■ What is needed
Print out the entries below with no edits.

■ Records for this exercise

+ + + + + + +

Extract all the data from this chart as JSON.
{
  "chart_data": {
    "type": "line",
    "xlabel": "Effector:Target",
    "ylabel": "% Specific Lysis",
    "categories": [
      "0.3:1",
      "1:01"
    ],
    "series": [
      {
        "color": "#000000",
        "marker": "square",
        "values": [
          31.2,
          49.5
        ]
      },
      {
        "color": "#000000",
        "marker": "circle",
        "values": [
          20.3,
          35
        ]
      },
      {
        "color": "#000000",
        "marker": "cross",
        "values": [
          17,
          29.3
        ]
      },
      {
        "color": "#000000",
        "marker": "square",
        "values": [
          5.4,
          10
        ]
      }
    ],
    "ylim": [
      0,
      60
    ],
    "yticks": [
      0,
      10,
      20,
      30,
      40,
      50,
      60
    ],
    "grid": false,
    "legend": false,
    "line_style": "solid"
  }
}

+ + + + + + +

■ Response for this exercise
Extract all the data from this chart as JSON.
{
  "chart_data": {
    "type": "line",
    "xlabel": "Effector:Target",
    "ylabel": "% Specific Lysis",
    "categories": [
      "0.3:1",
      "1:01"
    ],
    "series": [
      {
        "color": "#000000",
        "marker": "square",
        "values": [
          31.2,
          49.5
        ]
      },
      {
        "color": "#000000",
        "marker": "circle",
        "values": [
          20.3,
          35
        ]
      },
      {
        "color": "#000000",
        "marker": "cross",
        "values": [
          17,
          29.3
        ]
      },
      {
        "color": "#000000",
        "marker": "square",
        "values": [
          5.4,
          10
        ]
      }
    ],
    "ylim": [
      0,
      60
    ],
    "yticks": [
      0,
      10,
      20,
      30,
      40,
      50,
      60
    ],
    "grid": false,
    "legend": false,
    "line_style": "solid"
  }
}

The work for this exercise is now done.